» Instructions to follow: Copy out every line of the records where the string "辽东学院" occurs.

» Given entries:

◇ ◇ ◇ ◇ ◇ ◇ ◇

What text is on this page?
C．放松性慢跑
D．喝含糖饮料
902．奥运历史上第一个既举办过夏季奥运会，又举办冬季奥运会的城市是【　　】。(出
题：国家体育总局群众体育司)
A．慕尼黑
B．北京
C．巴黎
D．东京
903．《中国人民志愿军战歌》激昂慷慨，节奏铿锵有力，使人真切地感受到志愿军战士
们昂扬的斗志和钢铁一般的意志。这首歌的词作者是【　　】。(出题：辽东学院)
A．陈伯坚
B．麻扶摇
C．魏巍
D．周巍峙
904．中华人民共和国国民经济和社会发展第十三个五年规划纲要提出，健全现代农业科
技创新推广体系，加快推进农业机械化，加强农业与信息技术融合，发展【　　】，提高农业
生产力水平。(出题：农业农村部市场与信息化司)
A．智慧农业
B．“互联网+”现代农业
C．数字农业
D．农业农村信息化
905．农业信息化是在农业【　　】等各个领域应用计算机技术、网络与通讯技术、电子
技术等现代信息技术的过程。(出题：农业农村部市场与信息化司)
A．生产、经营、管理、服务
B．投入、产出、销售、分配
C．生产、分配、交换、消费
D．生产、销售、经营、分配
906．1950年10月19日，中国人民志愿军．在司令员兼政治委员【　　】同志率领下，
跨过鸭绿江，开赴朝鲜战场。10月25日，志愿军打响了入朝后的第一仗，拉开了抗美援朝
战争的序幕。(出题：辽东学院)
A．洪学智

◇ ◇ ◇ ◇ ◇ ◇ ◇

» Full output:
们昂扬的斗志和钢铁一般的意志。这首歌的词作者是【　　】。(出题：辽东学院)
战争的序幕。(出题：辽东学院)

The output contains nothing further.